GESTELLTE AUFGABE A –
Beantworte anhand des Textes zum Like-Button diese Fragen:
(i) Wessen Tod wird im Text erneut thematisiert?
(ii) Was machte dieses Ableben laut Text wieder deutlich?
(iii) Welche andere Bezeichnung für den Like-Button nennt der Text?

VORGEGEBENER TEXT –
#####

Die Welt dreht sich stetig weiter, und es ist auch nicht sinnvoll, ein Ereignis immer und immer wieder aufzugreifen. Dass an dieser Stelle aber trotzdem wieder der Tod von Dirk Bach thematisiert wird, hat berechtigte Gründe, denn sein Ableben machte nur wieder deutlich, wie das Netz funktioniert und welche Probleme es dort gibt.

Der berüchtigte Like-Button (oder auch “gefällt mir”-Knopf) steht diesmal im Mittelpunkt beim Aufreger der Woche.

#####

GESTELLTE AUFGABE B – Stelle nur die Einträge der Layout-Annotationsdaten als Markdown-Tabelle mit den Spalten Nr und Zeile dar. Beginne bei der Zeile mit "file-path-field[interactable]: C: [11,481,657,501]", ende bei der Zeile mit "intervallum-to-field[interactable]: ▼ [410,189,510,209]", und lass Leerzeilen weg.

Layout-Annotationsdaten
#####

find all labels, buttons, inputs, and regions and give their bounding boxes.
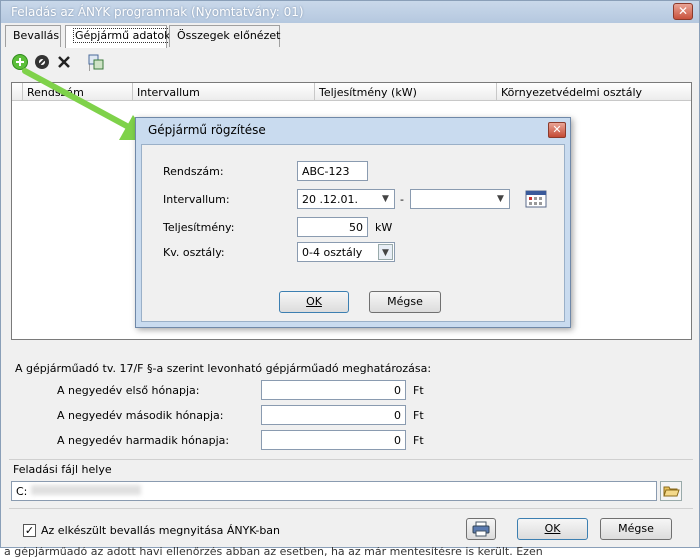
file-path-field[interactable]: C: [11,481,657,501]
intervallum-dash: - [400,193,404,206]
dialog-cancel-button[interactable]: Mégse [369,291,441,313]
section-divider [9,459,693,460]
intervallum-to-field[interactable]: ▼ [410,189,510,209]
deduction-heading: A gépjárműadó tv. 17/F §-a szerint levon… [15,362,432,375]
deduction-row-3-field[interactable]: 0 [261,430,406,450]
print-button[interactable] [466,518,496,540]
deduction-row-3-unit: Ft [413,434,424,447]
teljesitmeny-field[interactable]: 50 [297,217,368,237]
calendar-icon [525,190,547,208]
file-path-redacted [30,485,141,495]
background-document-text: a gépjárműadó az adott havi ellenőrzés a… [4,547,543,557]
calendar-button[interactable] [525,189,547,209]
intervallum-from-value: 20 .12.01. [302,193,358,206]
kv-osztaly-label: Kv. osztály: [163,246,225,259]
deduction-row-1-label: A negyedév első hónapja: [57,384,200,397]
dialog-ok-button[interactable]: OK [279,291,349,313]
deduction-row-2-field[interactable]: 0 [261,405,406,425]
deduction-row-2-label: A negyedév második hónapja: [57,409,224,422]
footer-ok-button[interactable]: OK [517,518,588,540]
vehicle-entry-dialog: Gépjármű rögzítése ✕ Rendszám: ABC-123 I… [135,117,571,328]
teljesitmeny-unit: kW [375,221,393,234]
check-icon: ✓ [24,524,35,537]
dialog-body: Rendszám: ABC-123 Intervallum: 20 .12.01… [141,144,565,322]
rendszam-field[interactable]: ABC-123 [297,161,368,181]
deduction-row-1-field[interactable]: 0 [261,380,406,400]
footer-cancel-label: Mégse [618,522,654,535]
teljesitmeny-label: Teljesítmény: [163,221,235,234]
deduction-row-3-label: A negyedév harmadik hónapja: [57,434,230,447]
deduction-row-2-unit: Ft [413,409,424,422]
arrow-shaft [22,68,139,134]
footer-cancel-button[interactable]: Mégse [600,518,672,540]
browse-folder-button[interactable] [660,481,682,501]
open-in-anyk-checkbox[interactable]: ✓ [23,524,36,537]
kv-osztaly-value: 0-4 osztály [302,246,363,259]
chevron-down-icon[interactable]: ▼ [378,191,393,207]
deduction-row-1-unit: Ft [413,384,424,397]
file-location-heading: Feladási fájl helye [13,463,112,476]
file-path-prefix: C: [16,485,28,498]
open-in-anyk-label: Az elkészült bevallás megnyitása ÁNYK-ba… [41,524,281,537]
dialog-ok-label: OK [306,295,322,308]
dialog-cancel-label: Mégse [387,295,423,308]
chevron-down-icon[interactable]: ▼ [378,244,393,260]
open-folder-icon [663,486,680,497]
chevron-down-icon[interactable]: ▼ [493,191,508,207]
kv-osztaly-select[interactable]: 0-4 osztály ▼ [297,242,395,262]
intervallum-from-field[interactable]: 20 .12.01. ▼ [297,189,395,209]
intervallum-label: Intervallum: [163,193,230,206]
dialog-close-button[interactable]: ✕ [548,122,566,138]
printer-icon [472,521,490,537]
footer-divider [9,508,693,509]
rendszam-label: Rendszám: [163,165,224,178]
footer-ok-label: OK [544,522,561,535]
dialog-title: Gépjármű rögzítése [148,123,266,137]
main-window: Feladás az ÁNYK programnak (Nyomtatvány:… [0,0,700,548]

#####

VOLLSTÄNDIGE LÖSUNG A –
(i) Der Tod von Dirk Bach.
(ii) Wie das Netz funktioniert und welche Probleme es dort gibt.
(iii) „gefällt mir“-Knopf.

VOLLSTÄNDIGE LÖSUNG B –
| Nr | Zeile |
|---|---|
| 1 | file-path-field[interactable]: C: [11,481,657,501] |
| 2 | intervallum-dash: - [400,193,404,206] |
| 3 | dialog-cancel-button[interactable]: Mégse [369,291,441,313] |
| 4 | section-divider [9,459,693,460] |
| 5 | intervallum-to-field[interactable]: ▼ [410,189,510,209] |